• What you need to do: Take from the listing each line that has the string "недвижимости".

• Material for the task:
+++
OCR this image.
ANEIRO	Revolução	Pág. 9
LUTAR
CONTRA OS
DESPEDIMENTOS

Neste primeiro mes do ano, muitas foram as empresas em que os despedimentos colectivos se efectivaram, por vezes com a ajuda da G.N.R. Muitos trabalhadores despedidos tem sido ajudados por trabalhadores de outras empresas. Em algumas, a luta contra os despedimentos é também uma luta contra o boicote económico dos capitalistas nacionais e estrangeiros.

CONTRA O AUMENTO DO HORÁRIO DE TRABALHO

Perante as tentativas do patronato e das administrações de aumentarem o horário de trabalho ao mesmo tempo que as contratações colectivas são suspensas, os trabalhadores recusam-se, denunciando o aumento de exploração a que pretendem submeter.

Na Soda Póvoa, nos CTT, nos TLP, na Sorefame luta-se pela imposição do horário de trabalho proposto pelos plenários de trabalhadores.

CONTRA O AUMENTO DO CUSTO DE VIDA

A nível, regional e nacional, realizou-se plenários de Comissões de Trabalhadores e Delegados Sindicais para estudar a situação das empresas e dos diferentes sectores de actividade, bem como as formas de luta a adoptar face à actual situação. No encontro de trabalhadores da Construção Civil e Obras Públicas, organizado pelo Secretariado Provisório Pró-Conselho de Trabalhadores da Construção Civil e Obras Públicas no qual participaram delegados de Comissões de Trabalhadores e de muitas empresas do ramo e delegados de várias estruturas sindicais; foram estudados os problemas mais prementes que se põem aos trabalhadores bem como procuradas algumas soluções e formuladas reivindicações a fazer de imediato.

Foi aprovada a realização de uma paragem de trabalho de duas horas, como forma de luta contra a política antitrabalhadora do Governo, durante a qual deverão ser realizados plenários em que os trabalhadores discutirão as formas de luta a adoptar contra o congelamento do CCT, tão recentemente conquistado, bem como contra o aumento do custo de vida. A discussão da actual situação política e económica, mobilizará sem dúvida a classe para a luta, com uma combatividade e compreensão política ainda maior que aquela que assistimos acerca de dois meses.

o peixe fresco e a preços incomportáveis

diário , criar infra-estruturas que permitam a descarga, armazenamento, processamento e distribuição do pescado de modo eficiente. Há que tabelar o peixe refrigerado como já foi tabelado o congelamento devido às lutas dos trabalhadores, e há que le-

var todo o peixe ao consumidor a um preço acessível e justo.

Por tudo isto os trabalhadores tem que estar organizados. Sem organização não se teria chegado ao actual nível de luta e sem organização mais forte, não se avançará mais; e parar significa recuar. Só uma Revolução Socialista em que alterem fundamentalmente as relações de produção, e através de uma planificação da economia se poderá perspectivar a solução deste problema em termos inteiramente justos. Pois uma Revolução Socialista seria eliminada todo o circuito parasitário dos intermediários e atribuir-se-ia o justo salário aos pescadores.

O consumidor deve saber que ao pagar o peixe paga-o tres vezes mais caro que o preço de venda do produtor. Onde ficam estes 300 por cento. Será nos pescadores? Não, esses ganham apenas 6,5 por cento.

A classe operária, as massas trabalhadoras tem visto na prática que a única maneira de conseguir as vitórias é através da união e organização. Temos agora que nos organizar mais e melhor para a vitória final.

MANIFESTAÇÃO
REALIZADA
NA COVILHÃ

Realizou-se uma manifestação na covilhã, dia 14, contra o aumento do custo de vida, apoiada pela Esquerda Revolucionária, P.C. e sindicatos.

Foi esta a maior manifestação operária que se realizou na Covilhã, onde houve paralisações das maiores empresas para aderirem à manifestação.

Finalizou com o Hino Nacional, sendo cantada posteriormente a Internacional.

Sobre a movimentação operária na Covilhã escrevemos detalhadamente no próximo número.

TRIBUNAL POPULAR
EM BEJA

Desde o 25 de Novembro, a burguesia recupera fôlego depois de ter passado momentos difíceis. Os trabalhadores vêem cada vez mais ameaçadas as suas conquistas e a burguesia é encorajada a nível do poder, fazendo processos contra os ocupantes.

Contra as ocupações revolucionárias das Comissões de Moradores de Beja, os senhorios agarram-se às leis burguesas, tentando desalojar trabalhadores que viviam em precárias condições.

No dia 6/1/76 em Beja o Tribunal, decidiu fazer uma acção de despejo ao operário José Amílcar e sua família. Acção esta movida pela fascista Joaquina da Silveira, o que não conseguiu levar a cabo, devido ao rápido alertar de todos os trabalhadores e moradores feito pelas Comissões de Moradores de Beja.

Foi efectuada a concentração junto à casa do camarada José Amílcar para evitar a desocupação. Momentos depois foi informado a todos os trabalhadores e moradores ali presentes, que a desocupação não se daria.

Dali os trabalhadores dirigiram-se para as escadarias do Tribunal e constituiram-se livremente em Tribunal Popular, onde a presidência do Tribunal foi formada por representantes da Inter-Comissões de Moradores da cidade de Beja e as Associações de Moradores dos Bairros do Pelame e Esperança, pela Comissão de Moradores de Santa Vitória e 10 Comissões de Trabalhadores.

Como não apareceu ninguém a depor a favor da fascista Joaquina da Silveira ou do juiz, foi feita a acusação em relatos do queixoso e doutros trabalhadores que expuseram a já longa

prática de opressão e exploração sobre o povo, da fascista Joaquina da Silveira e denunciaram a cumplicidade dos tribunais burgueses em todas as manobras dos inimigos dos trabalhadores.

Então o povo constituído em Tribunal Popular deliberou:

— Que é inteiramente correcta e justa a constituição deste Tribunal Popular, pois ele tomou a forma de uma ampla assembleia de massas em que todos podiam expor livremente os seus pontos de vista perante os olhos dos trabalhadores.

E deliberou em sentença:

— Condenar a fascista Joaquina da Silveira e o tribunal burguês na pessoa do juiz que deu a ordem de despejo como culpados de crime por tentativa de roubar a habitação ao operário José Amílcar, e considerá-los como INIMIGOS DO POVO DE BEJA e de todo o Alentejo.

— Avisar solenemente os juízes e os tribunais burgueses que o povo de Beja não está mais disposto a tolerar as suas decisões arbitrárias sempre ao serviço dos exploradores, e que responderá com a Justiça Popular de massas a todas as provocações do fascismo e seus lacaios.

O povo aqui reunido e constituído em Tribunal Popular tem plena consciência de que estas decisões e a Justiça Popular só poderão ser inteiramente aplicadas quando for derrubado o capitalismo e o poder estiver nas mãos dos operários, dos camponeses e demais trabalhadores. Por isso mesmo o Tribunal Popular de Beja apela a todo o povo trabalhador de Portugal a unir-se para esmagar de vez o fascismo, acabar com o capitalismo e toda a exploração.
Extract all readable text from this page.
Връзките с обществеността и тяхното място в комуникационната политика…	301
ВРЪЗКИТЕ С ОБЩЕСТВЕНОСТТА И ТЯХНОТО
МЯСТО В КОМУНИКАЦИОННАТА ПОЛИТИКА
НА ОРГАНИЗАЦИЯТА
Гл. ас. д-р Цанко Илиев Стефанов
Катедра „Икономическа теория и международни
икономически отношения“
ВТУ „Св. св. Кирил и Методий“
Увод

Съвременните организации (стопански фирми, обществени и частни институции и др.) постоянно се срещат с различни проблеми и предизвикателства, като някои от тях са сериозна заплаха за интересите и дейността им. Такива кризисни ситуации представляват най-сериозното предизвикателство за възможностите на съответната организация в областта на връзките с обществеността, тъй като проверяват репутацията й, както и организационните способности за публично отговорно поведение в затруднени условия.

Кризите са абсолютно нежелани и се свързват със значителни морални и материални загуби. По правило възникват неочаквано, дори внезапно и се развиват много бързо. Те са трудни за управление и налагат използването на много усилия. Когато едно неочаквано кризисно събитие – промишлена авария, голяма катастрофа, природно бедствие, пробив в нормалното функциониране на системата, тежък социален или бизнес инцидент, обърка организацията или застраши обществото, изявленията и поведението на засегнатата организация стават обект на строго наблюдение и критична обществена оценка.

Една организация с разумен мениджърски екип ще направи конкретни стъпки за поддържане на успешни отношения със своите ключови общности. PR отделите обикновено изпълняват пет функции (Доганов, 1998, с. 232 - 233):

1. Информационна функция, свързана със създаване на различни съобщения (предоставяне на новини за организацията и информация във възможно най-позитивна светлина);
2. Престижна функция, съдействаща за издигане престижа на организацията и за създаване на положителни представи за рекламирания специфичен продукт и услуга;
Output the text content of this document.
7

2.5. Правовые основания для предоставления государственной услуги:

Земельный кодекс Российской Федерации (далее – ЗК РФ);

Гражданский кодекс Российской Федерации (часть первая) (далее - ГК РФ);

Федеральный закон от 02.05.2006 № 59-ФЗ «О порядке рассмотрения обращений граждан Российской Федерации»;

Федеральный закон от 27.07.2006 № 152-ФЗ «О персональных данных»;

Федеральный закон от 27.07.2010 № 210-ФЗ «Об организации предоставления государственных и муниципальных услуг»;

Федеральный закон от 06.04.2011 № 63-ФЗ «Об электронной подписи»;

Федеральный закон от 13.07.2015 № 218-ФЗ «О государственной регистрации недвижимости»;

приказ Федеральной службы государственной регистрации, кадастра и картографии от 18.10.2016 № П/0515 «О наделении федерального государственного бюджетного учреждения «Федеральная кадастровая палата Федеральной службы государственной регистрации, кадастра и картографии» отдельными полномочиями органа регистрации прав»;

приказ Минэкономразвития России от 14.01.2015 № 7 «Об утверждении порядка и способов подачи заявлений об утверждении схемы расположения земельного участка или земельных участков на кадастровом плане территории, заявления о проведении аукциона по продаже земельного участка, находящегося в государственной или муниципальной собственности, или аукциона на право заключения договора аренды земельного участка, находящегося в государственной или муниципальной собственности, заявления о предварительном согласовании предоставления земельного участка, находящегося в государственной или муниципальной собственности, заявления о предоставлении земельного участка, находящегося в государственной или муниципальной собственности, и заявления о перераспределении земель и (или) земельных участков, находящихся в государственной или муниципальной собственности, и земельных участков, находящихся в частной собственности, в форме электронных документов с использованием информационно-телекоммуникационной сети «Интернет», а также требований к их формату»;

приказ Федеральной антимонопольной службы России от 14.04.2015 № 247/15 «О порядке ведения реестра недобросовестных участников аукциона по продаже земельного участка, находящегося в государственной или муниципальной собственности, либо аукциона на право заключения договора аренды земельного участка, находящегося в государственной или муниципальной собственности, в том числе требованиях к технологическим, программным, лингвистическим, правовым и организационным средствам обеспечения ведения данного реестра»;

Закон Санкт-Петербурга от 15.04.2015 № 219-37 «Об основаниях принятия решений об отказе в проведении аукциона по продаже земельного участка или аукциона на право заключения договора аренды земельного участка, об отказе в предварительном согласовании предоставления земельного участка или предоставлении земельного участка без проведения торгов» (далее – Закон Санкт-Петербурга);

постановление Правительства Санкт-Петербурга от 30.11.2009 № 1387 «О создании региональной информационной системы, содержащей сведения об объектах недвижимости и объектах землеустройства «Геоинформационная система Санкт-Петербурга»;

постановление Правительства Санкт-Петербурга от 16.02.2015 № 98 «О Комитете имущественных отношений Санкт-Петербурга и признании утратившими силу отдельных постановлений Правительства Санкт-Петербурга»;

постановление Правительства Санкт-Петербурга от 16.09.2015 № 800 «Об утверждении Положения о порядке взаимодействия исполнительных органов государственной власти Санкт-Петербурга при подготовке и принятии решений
+++
• Response to this exercise:
Федеральный закон от 13.07.2015 № 218-ФЗ «О государственной регистрации недвижимости»;
постановление Правительства Санкт-Петербурга от 30.11.2009 № 1387 «О создании региональной информационной системы, содержащей сведения об объектах недвижимости и объектах землеустройства «Геоинформационная система Санкт-Петербурга»;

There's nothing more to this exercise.